All of the data should be output character for character, except the pictures.

Lines of data:
>> BEGIN
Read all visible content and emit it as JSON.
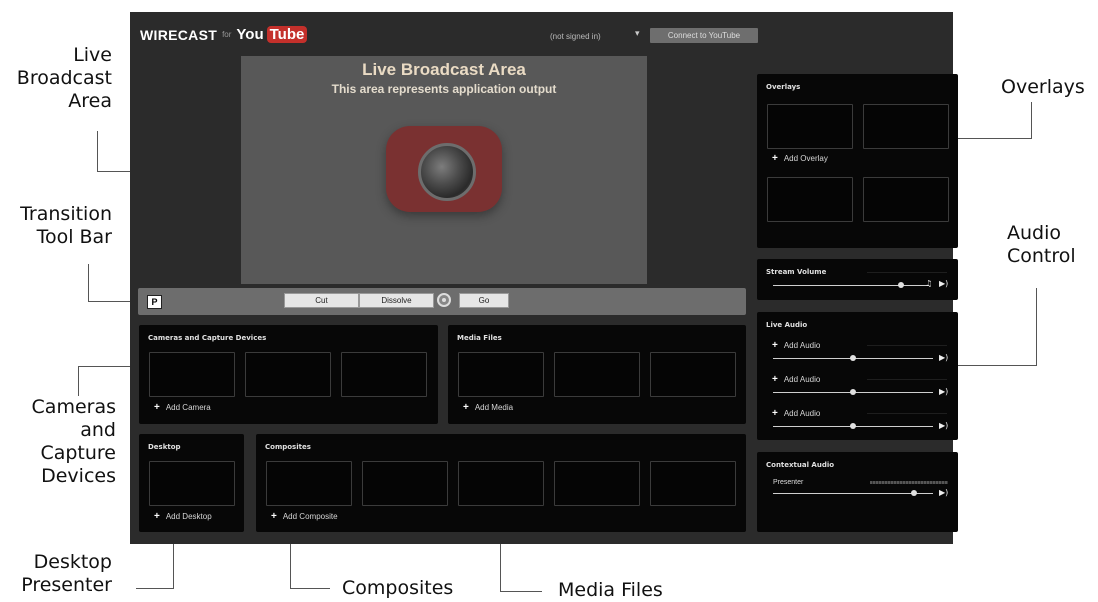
{
  "app": {
    "logo_wirecast": "WIRECAST",
    "logo_for": "for",
    "logo_you": "You",
    "logo_tube": "Tube",
    "signin_status": "(not signed in)",
    "connect_button": "Connect to YouTube"
  },
  "live_area": {
    "title": "Live Broadcast Area",
    "subtitle": "This area represents application output"
  },
  "transition": {
    "p_label": "P",
    "cut": "Cut",
    "dissolve": "Dissolve",
    "go": "Go"
  },
  "cameras": {
    "title": "Cameras and Capture Devices",
    "add": "Add Camera"
  },
  "media": {
    "title": "Media Files",
    "add": "Add Media"
  },
  "desktop": {
    "title": "Desktop",
    "add": "Add Desktop"
  },
  "composites": {
    "title": "Composites",
    "add": "Add Composite"
  },
  "overlays": {
    "title": "Overlays",
    "add": "Add Overlay"
  },
  "stream_volume": {
    "title": "Stream Volume",
    "level": 0.82
  },
  "live_audio": {
    "title": "Live Audio",
    "rows": [
      {
        "add": "Add Audio",
        "level": 0.5
      },
      {
        "add": "Add Audio",
        "level": 0.5
      },
      {
        "add": "Add Audio",
        "level": 0.5
      }
    ]
  },
  "contextual_audio": {
    "title": "Contextual Audio",
    "presenter": "Presenter",
    "level": 0.88
  },
  "callouts": {
    "live_broadcast": [
      "Live",
      "Broadcast",
      "Area"
    ],
    "transition": [
      "Transition",
      "Tool Bar"
    ],
    "cameras": [
      "Cameras",
      "and",
      "Capture",
      "Devices"
    ],
    "desktop": [
      "Desktop",
      "Presenter"
    ],
    "composites": "Composites",
    "media_files": "Media Files",
    "overlays": "Overlays",
    "audio": [
      "Audio",
      "Control"
    ]
  },
  "colors": {
    "app_bg": "#2b2b2b",
    "panel_bg": "#070707",
    "youtube_red": "#c4302b",
    "live_area_bg": "#585858"
  }
}
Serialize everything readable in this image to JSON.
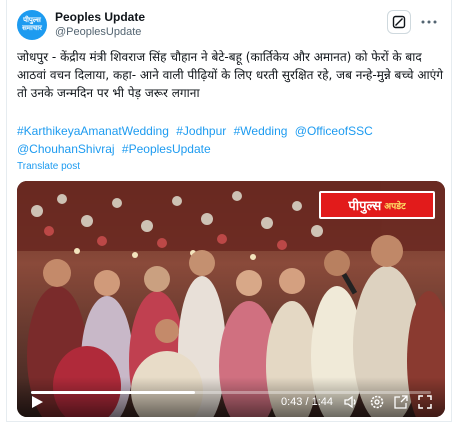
>> END
## [Response]
Read all visible content and emit it as JSON.
{
  "app": {
    "logo_wirecast": "WIRECAST",
    "logo_for": "for",
    "logo_you": "You",
    "logo_tube": "Tube",
    "signin_status": "(not signed in)",
    "connect_button": "Connect to YouTube"
  },
  "live_area": {
    "title": "Live Broadcast Area",
    "subtitle": "This area represents application output"
  },
  "transition": {
    "p_label": "P",
    "cut": "Cut",
    "dissolve": "Dissolve",
    "go": "Go"
  },
  "cameras": {
    "title": "Cameras and Capture Devices",
    "add": "Add Camera"
  },
  "media": {
    "title": "Media Files",
    "add": "Add Media"
  },
  "desktop": {
    "title": "Desktop",
    "add": "Add Desktop"
  },
  "composites": {
    "title": "Composites",
    "add": "Add Composite"
  },
  "overlays": {
    "title": "Overlays",
    "add": "Add Overlay"
  },
  "stream_volume": {
    "title": "Stream Volume",
    "level": 0.82
  },
  "live_audio": {
    "title": "Live Audio",
    "rows": [
      {
        "add": "Add Audio",
        "level": 0.5
      },
      {
        "add": "Add Audio",
        "level": 0.5
      },
      {
        "add": "Add Audio",
        "level": 0.5
      }
    ]
  },
  "contextual_audio": {
    "title": "Contextual Audio",
    "presenter": "Presenter",
    "level": 0.88
  },
  "callouts": {
    "live_broadcast": [
      "Live",
      "Broadcast",
      "Area"
    ],
    "transition": [
      "Transition",
      "Tool Bar"
    ],
    "cameras": [
      "Cameras",
      "and",
      "Capture",
      "Devices"
    ],
    "desktop": [
      "Desktop",
      "Presenter"
    ],
    "composites": "Composites",
    "media_files": "Media Files",
    "overlays": "Overlays",
    "audio": [
      "Audio",
      "Control"
    ]
  },
  "colors": {
    "app_bg": "#2b2b2b",
    "panel_bg": "#070707",
    "youtube_red": "#c4302b",
    "live_area_bg": "#585858"
  }
}
Serialize everything readable in this image to JSON.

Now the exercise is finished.